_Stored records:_
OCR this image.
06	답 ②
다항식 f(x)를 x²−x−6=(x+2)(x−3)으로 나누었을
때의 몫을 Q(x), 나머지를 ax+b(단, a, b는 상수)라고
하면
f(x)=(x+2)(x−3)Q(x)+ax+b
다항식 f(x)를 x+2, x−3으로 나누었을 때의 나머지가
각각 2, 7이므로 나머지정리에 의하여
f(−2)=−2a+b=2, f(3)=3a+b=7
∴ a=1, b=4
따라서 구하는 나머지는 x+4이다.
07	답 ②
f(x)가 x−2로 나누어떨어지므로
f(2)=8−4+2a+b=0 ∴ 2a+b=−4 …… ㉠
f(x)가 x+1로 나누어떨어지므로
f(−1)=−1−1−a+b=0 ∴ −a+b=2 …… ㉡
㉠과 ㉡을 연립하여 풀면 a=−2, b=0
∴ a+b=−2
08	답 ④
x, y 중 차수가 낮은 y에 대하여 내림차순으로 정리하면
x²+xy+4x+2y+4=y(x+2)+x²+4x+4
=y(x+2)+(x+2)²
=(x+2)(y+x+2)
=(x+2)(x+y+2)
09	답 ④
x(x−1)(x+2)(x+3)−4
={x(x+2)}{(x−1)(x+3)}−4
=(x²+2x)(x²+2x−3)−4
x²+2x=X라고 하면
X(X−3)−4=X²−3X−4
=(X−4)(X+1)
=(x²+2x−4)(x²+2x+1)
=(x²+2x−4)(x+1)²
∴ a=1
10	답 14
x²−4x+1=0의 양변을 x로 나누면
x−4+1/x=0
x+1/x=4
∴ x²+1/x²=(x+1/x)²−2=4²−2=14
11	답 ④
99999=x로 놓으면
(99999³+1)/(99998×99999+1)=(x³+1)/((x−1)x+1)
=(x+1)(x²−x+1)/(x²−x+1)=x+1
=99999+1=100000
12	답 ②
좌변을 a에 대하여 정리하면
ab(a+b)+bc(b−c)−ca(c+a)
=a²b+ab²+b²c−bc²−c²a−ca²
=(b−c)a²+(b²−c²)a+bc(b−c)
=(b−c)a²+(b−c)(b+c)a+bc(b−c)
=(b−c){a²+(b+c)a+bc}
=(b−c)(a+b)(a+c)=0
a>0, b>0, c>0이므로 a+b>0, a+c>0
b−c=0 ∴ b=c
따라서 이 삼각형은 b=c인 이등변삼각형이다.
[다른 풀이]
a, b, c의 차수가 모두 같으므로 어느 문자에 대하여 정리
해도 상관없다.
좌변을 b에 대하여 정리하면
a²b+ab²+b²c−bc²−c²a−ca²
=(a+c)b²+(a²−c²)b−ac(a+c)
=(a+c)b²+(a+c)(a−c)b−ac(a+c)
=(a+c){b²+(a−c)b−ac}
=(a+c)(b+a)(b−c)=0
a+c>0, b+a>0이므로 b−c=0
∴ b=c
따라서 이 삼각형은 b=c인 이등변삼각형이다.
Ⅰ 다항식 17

_Prompt:_
Copy each record from above exactly, and include every line.

_Answer below:_
OCR this image.
06	답 ②
다항식 f(x)를 x²−x−6=(x+2)(x−3)으로 나누었을
때의 몫을 Q(x), 나머지를 ax+b(단, a, b는 상수)라고
하면
f(x)=(x+2)(x−3)Q(x)+ax+b
다항식 f(x)를 x+2, x−3으로 나누었을 때의 나머지가
각각 2, 7이므로 나머지정리에 의하여
f(−2)=−2a+b=2, f(3)=3a+b=7
∴ a=1, b=4
따라서 구하는 나머지는 x+4이다.
07	답 ②
f(x)가 x−2로 나누어떨어지므로
f(2)=8−4+2a+b=0 ∴ 2a+b=−4 …… ㉠
f(x)가 x+1로 나누어떨어지므로
f(−1)=−1−1−a+b=0 ∴ −a+b=2 …… ㉡
㉠과 ㉡을 연립하여 풀면 a=−2, b=0
∴ a+b=−2
08	답 ④
x, y 중 차수가 낮은 y에 대하여 내림차순으로 정리하면
x²+xy+4x+2y+4=y(x+2)+x²+4x+4
=y(x+2)+(x+2)²
=(x+2)(y+x+2)
=(x+2)(x+y+2)
09	답 ④
x(x−1)(x+2)(x+3)−4
={x(x+2)}{(x−1)(x+3)}−4
=(x²+2x)(x²+2x−3)−4
x²+2x=X라고 하면
X(X−3)−4=X²−3X−4
=(X−4)(X+1)
=(x²+2x−4)(x²+2x+1)
=(x²+2x−4)(x+1)²
∴ a=1
10	답 14
x²−4x+1=0의 양변을 x로 나누면
x−4+1/x=0
x+1/x=4
∴ x²+1/x²=(x+1/x)²−2=4²−2=14
11	답 ④
99999=x로 놓으면
(99999³+1)/(99998×99999+1)=(x³+1)/((x−1)x+1)
=(x+1)(x²−x+1)/(x²−x+1)=x+1
=99999+1=100000
12	답 ②
좌변을 a에 대하여 정리하면
ab(a+b)+bc(b−c)−ca(c+a)
=a²b+ab²+b²c−bc²−c²a−ca²
=(b−c)a²+(b²−c²)a+bc(b−c)
=(b−c)a²+(b−c)(b+c)a+bc(b−c)
=(b−c){a²+(b+c)a+bc}
=(b−c)(a+b)(a+c)=0
a>0, b>0, c>0이므로 a+b>0, a+c>0
b−c=0 ∴ b=c
따라서 이 삼각형은 b=c인 이등변삼각형이다.
[다른 풀이]
a, b, c의 차수가 모두 같으므로 어느 문자에 대하여 정리
해도 상관없다.
좌변을 b에 대하여 정리하면
a²b+ab²+b²c−bc²−c²a−ca²
=(a+c)b²+(a²−c²)b−ac(a+c)
=(a+c)b²+(a+c)(a−c)b−ac(a+c)
=(a+c){b²+(a−c)b−ac}
=(a+c)(b+a)(b−c)=0
a+c>0, b+a>0이므로 b−c=0
∴ b=c
따라서 이 삼각형은 b=c인 이등변삼각형이다.
Ⅰ 다항식 17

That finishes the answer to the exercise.